Give the number of lines containing "description" in this listing, with no other words.

┌──

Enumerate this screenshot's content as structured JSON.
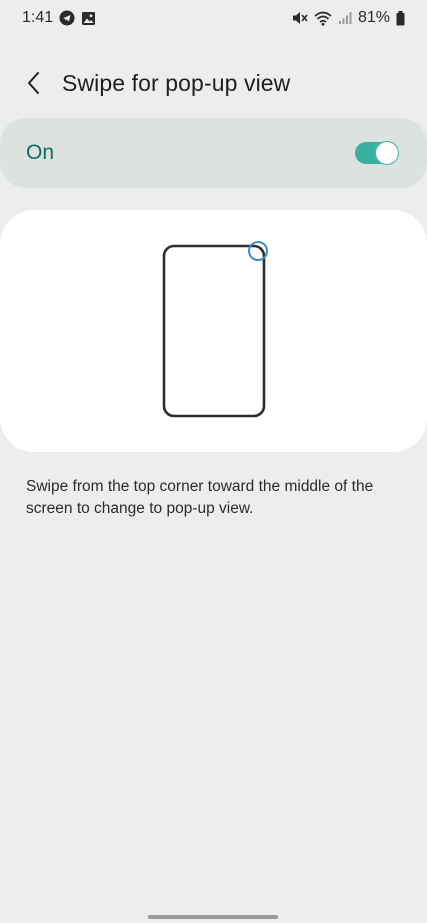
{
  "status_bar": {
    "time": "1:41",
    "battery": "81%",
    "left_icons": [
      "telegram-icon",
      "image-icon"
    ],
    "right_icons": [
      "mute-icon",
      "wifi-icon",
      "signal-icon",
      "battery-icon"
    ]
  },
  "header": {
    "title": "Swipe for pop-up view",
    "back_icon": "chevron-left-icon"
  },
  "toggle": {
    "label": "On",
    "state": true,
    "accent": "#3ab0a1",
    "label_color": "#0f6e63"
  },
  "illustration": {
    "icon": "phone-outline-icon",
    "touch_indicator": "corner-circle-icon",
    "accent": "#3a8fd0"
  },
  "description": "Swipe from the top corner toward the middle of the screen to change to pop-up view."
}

└──
┌──

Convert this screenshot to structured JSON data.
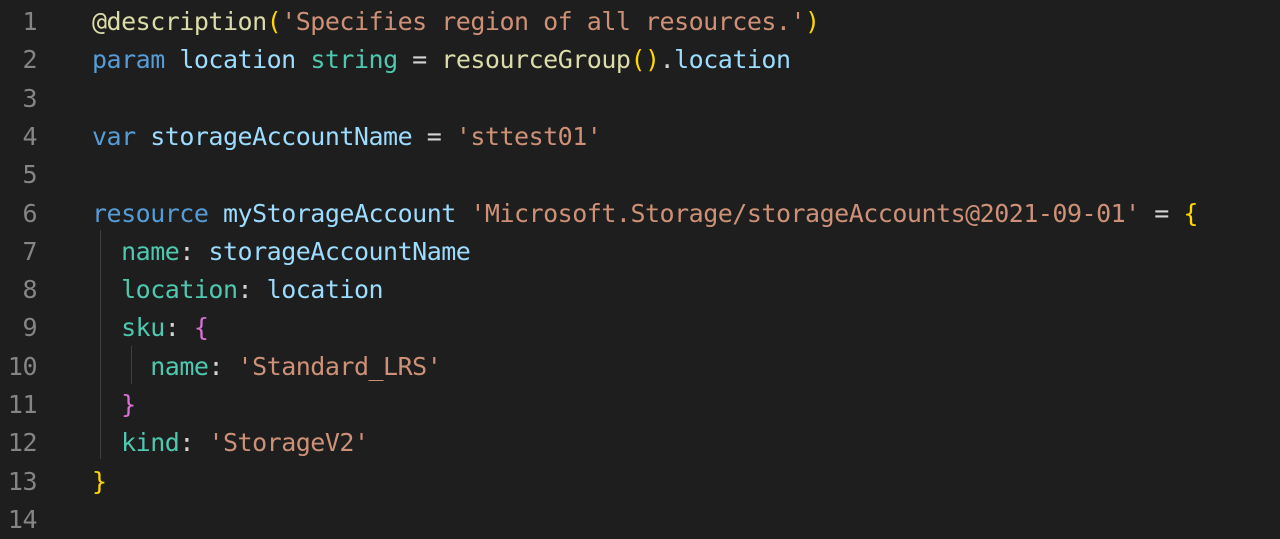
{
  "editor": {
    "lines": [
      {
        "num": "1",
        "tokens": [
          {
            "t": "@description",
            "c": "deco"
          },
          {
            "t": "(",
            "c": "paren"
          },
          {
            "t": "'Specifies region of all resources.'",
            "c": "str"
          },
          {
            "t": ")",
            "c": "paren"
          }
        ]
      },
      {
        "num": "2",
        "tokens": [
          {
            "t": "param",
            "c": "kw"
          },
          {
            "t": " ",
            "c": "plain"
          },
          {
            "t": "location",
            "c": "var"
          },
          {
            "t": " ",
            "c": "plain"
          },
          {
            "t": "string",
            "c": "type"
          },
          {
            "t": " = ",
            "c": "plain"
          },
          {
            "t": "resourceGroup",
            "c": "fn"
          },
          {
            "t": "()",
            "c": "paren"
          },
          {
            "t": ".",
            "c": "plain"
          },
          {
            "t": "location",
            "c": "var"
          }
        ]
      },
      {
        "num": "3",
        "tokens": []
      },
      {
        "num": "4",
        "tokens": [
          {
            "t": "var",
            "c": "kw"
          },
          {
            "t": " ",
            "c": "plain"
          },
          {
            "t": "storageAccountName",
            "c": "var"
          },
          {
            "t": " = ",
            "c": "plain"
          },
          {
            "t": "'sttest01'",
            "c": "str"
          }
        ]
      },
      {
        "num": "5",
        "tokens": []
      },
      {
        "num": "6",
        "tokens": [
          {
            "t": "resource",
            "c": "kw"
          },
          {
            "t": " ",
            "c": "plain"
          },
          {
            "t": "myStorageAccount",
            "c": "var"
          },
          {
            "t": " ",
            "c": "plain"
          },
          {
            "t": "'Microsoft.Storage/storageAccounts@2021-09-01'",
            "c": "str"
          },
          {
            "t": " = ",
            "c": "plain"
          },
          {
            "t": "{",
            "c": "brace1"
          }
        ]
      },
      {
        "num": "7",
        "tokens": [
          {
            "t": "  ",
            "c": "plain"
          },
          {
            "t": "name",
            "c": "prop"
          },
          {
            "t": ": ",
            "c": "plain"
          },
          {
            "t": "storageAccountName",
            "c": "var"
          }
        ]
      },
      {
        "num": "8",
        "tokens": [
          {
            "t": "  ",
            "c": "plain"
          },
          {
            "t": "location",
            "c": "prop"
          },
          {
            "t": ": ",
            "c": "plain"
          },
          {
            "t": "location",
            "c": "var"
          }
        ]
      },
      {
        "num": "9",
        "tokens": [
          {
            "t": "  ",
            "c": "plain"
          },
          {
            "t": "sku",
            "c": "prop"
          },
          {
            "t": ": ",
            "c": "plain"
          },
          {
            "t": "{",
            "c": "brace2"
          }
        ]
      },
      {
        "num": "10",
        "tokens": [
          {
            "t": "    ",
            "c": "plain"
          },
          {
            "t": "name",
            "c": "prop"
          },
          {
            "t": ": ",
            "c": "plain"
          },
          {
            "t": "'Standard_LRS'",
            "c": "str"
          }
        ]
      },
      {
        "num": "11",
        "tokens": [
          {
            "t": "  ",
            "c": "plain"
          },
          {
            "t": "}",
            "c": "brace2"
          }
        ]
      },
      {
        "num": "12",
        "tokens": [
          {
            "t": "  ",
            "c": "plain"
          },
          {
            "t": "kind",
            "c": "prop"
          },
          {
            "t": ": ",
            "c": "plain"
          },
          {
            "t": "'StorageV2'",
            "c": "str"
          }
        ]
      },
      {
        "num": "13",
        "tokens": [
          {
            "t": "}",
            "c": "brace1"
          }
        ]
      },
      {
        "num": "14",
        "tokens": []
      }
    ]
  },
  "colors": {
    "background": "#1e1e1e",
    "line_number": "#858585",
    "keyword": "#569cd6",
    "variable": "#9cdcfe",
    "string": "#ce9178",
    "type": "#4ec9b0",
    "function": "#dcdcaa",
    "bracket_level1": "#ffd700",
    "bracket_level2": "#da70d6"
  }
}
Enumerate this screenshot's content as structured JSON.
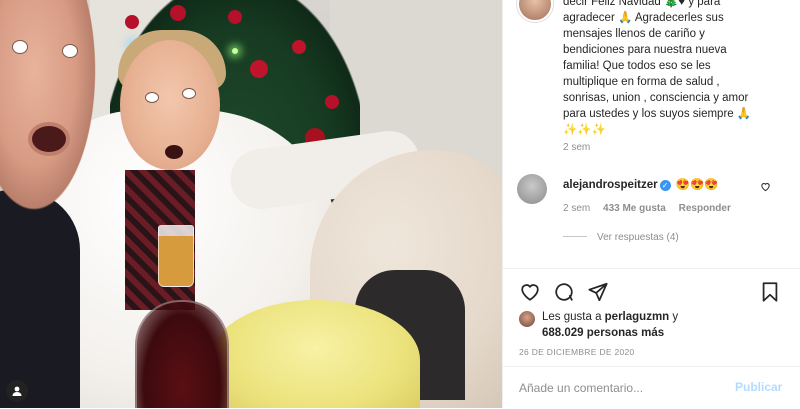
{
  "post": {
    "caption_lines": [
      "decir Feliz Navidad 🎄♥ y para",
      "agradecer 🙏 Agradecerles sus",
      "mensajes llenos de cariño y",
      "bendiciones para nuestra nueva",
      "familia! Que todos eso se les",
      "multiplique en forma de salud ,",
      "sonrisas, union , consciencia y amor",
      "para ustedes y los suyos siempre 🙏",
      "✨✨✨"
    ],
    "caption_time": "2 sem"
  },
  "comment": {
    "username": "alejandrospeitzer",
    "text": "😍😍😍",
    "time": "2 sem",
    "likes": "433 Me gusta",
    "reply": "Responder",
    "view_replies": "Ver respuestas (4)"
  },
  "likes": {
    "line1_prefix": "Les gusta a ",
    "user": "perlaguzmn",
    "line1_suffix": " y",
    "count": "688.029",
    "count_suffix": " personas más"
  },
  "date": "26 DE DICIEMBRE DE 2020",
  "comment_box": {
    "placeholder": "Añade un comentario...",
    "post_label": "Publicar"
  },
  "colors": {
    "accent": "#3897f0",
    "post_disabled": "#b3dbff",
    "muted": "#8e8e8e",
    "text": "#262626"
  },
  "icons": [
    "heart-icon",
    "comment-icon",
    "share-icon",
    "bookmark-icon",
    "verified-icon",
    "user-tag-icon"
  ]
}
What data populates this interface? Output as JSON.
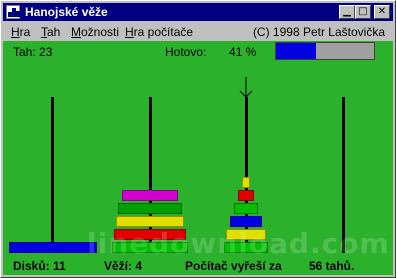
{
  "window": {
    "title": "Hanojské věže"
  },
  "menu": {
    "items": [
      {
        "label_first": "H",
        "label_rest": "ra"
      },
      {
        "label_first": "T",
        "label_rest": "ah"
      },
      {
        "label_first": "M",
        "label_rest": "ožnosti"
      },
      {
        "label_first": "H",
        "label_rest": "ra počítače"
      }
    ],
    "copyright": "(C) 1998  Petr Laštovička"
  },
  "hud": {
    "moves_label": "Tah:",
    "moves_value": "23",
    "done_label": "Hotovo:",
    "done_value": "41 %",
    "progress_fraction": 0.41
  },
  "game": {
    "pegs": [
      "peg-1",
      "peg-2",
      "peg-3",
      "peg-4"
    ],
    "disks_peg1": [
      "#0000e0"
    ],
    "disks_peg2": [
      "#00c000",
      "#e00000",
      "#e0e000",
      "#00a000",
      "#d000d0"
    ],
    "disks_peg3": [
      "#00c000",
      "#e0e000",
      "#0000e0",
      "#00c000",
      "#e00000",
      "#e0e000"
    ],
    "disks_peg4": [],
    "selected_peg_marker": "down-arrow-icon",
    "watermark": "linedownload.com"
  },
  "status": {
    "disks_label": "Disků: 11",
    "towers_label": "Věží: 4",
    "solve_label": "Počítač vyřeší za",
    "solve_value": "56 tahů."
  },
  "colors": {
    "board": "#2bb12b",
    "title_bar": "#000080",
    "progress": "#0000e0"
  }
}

└──

(EXERCISE ANSWER):
2